# Work to be completed
Output the data below in full, byte for byte. Nothing may differ.

(Items listed in a dataset)
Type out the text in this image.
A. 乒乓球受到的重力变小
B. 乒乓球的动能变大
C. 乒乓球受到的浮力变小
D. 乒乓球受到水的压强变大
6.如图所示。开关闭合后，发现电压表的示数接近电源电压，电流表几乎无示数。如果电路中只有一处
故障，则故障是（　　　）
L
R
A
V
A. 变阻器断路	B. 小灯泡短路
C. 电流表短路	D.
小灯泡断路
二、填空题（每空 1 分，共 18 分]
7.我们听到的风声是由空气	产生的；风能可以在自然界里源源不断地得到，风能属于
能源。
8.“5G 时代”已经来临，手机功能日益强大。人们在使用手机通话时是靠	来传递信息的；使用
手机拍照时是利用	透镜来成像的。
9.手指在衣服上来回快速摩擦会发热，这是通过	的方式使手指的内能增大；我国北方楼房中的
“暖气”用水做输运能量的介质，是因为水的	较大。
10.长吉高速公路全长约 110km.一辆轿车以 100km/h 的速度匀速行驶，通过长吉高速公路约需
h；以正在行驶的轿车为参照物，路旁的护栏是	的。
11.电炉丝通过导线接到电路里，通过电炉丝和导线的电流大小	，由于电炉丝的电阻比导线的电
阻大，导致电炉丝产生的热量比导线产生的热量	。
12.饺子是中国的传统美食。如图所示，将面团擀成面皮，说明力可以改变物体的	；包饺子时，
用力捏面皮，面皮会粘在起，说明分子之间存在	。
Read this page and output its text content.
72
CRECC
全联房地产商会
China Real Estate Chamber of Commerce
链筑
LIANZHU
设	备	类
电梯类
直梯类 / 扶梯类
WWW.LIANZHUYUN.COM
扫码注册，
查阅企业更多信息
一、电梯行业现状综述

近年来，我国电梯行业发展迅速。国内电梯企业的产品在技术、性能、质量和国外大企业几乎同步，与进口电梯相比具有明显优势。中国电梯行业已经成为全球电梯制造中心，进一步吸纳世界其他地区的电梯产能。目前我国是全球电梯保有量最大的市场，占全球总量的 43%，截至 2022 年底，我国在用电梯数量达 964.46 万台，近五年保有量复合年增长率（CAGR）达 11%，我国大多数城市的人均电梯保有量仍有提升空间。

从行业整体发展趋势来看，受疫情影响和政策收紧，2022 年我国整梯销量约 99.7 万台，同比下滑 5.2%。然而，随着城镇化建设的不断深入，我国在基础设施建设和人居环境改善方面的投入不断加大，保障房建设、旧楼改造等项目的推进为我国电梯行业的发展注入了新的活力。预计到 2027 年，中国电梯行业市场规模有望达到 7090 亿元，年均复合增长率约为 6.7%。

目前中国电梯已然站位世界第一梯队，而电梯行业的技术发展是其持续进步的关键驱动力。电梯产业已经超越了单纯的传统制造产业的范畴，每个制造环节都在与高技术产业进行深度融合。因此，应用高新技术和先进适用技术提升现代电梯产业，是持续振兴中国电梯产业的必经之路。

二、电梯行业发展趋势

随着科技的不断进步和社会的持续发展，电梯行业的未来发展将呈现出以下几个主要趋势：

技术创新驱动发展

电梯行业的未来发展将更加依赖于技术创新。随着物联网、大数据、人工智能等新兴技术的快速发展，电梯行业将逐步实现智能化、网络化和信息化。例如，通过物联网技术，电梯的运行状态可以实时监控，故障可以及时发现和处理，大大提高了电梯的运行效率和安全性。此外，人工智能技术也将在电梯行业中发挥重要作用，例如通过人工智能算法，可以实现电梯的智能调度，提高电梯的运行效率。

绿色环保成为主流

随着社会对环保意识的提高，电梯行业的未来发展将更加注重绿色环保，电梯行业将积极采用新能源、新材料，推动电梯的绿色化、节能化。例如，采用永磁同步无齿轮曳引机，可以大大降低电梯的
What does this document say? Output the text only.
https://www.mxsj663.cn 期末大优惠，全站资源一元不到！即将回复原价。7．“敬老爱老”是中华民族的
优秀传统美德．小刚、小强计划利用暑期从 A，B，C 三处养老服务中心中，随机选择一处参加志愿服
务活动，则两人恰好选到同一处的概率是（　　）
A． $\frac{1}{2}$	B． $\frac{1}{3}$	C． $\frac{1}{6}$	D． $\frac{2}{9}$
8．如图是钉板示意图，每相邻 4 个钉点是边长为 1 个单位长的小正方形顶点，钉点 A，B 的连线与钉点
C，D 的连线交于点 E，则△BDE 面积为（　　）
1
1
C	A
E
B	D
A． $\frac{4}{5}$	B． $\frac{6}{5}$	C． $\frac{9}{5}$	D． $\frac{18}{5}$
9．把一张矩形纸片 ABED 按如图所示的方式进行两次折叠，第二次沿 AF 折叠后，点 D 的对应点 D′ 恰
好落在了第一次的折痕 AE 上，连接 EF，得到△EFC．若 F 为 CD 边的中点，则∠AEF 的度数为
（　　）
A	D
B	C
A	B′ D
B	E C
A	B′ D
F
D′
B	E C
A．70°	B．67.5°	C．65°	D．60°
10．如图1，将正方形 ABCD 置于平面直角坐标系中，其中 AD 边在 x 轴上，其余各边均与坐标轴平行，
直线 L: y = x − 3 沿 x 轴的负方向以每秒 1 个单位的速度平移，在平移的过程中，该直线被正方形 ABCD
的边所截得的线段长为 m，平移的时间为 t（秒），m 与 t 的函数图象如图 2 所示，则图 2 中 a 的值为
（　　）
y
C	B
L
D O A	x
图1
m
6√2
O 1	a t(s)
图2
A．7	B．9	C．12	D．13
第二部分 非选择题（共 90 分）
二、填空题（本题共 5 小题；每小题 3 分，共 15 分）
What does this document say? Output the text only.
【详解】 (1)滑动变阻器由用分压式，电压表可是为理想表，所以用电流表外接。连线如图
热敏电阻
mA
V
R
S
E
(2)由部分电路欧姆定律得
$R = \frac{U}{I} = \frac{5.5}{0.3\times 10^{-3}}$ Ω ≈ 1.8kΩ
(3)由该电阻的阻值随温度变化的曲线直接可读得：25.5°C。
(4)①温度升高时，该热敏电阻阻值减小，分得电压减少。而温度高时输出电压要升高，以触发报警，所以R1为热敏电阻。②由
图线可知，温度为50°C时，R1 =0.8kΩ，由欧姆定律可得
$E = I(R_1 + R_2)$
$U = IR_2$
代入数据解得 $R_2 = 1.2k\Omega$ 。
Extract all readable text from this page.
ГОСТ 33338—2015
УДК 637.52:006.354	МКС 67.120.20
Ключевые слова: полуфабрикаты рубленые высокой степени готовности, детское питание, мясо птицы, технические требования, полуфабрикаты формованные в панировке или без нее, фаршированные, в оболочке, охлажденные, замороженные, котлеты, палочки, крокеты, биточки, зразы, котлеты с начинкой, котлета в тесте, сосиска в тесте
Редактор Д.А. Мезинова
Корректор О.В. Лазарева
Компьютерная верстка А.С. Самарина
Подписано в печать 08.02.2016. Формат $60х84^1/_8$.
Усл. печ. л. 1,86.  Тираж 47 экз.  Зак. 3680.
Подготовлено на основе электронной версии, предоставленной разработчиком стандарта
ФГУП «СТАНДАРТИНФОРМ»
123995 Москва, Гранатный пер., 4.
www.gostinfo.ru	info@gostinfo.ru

# Solution to this problem
Type out the text in this image.
A. 乒乓球受到的重力变小
B. 乒乓球的动能变大
C. 乒乓球受到的浮力变小
D. 乒乓球受到水的压强变大
6.如图所示。开关闭合后，发现电压表的示数接近电源电压，电流表几乎无示数。如果电路中只有一处
故障，则故障是（　　　）
L
R
A
V
A. 变阻器断路	B. 小灯泡短路
C. 电流表短路	D.
小灯泡断路
二、填空题（每空 1 分，共 18 分]
7.我们听到的风声是由空气	产生的；风能可以在自然界里源源不断地得到，风能属于
能源。
8.“5G 时代”已经来临，手机功能日益强大。人们在使用手机通话时是靠	来传递信息的；使用
手机拍照时是利用	透镜来成像的。
9.手指在衣服上来回快速摩擦会发热，这是通过	的方式使手指的内能增大；我国北方楼房中的
“暖气”用水做输运能量的介质，是因为水的	较大。
10.长吉高速公路全长约 110km.一辆轿车以 100km/h 的速度匀速行驶，通过长吉高速公路约需
h；以正在行驶的轿车为参照物，路旁的护栏是	的。
11.电炉丝通过导线接到电路里，通过电炉丝和导线的电流大小	，由于电炉丝的电阻比导线的电
阻大，导致电炉丝产生的热量比导线产生的热量	。
12.饺子是中国的传统美食。如图所示，将面团擀成面皮，说明力可以改变物体的	；包饺子时，
用力捏面皮，面皮会粘在起，说明分子之间存在	。
Read this page and output its text content.
72
CRECC
全联房地产商会
China Real Estate Chamber of Commerce
链筑
LIANZHU
设	备	类
电梯类
直梯类 / 扶梯类
WWW.LIANZHUYUN.COM
扫码注册，
查阅企业更多信息
一、电梯行业现状综述

近年来，我国电梯行业发展迅速。国内电梯企业的产品在技术、性能、质量和国外大企业几乎同步，与进口电梯相比具有明显优势。中国电梯行业已经成为全球电梯制造中心，进一步吸纳世界其他地区的电梯产能。目前我国是全球电梯保有量最大的市场，占全球总量的 43%，截至 2022 年底，我国在用电梯数量达 964.46 万台，近五年保有量复合年增长率（CAGR）达 11%，我国大多数城市的人均电梯保有量仍有提升空间。

从行业整体发展趋势来看，受疫情影响和政策收紧，2022 年我国整梯销量约 99.7 万台，同比下滑 5.2%。然而，随着城镇化建设的不断深入，我国在基础设施建设和人居环境改善方面的投入不断加大，保障房建设、旧楼改造等项目的推进为我国电梯行业的发展注入了新的活力。预计到 2027 年，中国电梯行业市场规模有望达到 7090 亿元，年均复合增长率约为 6.7%。

目前中国电梯已然站位世界第一梯队，而电梯行业的技术发展是其持续进步的关键驱动力。电梯产业已经超越了单纯的传统制造产业的范畴，每个制造环节都在与高技术产业进行深度融合。因此，应用高新技术和先进适用技术提升现代电梯产业，是持续振兴中国电梯产业的必经之路。

二、电梯行业发展趋势

随着科技的不断进步和社会的持续发展，电梯行业的未来发展将呈现出以下几个主要趋势：

技术创新驱动发展

电梯行业的未来发展将更加依赖于技术创新。随着物联网、大数据、人工智能等新兴技术的快速发展，电梯行业将逐步实现智能化、网络化和信息化。例如，通过物联网技术，电梯的运行状态可以实时监控，故障可以及时发现和处理，大大提高了电梯的运行效率和安全性。此外，人工智能技术也将在电梯行业中发挥重要作用，例如通过人工智能算法，可以实现电梯的智能调度，提高电梯的运行效率。

绿色环保成为主流

随着社会对环保意识的提高，电梯行业的未来发展将更加注重绿色环保，电梯行业将积极采用新能源、新材料，推动电梯的绿色化、节能化。例如，采用永磁同步无齿轮曳引机，可以大大降低电梯的
What does this document say? Output the text only.
https://www.mxsj663.cn 期末大优惠，全站资源一元不到！即将回复原价。7．“敬老爱老”是中华民族的
优秀传统美德．小刚、小强计划利用暑期从 A，B，C 三处养老服务中心中，随机选择一处参加志愿服
务活动，则两人恰好选到同一处的概率是（　　）
A． $\frac{1}{2}$	B． $\frac{1}{3}$	C． $\frac{1}{6}$	D． $\frac{2}{9}$
8．如图是钉板示意图，每相邻 4 个钉点是边长为 1 个单位长的小正方形顶点，钉点 A，B 的连线与钉点
C，D 的连线交于点 E，则△BDE 面积为（　　）
1
1
C	A
E
B	D
A． $\frac{4}{5}$	B． $\frac{6}{5}$	C． $\frac{9}{5}$	D． $\frac{18}{5}$
9．把一张矩形纸片 ABED 按如图所示的方式进行两次折叠，第二次沿 AF 折叠后，点 D 的对应点 D′ 恰
好落在了第一次的折痕 AE 上，连接 EF，得到△EFC．若 F 为 CD 边的中点，则∠AEF 的度数为
（　　）
A	D
B	C
A	B′ D
B	E C
A	B′ D
F
D′
B	E C
A．70°	B．67.5°	C．65°	D．60°
10．如图1，将正方形 ABCD 置于平面直角坐标系中，其中 AD 边在 x 轴上，其余各边均与坐标轴平行，
直线 L: y = x − 3 沿 x 轴的负方向以每秒 1 个单位的速度平移，在平移的过程中，该直线被正方形 ABCD
的边所截得的线段长为 m，平移的时间为 t（秒），m 与 t 的函数图象如图 2 所示，则图 2 中 a 的值为
（　　）
y
C	B
L
D O A	x
图1
m
6√2
O 1	a t(s)
图2
A．7	B．9	C．12	D．13
第二部分 非选择题（共 90 分）
二、填空题（本题共 5 小题；每小题 3 分，共 15 分）
What does this document say? Output the text only.
【详解】 (1)滑动变阻器由用分压式，电压表可是为理想表，所以用电流表外接。连线如图
热敏电阻
mA
V
R
S
E
(2)由部分电路欧姆定律得
$R = \frac{U}{I} = \frac{5.5}{0.3\times 10^{-3}}$ Ω ≈ 1.8kΩ
(3)由该电阻的阻值随温度变化的曲线直接可读得：25.5°C。
(4)①温度升高时，该热敏电阻阻值减小，分得电压减少。而温度高时输出电压要升高，以触发报警，所以R1为热敏电阻。②由
图线可知，温度为50°C时，R1 =0.8kΩ，由欧姆定律可得
$E = I(R_1 + R_2)$
$U = IR_2$
代入数据解得 $R_2 = 1.2k\Omega$ 。
Extract all readable text from this page.
ГОСТ 33338—2015
УДК 637.52:006.354	МКС 67.120.20
Ключевые слова: полуфабрикаты рубленые высокой степени готовности, детское питание, мясо птицы, технические требования, полуфабрикаты формованные в панировке или без нее, фаршированные, в оболочке, охлажденные, замороженные, котлеты, палочки, крокеты, биточки, зразы, котлеты с начинкой, котлета в тесте, сосиска в тесте
Редактор Д.А. Мезинова
Корректор О.В. Лазарева
Компьютерная верстка А.С. Самарина
Подписано в печать 08.02.2016. Формат $60х84^1/_8$.
Усл. печ. л. 1,86.  Тираж 47 экз.  Зак. 3680.
Подготовлено на основе электронной версии, предоставленной разработчиком стандарта
ФГУП «СТАНДАРТИНФОРМ»
123995 Москва, Гранатный пер., 4.
www.gostinfo.ru	info@gostinfo.ru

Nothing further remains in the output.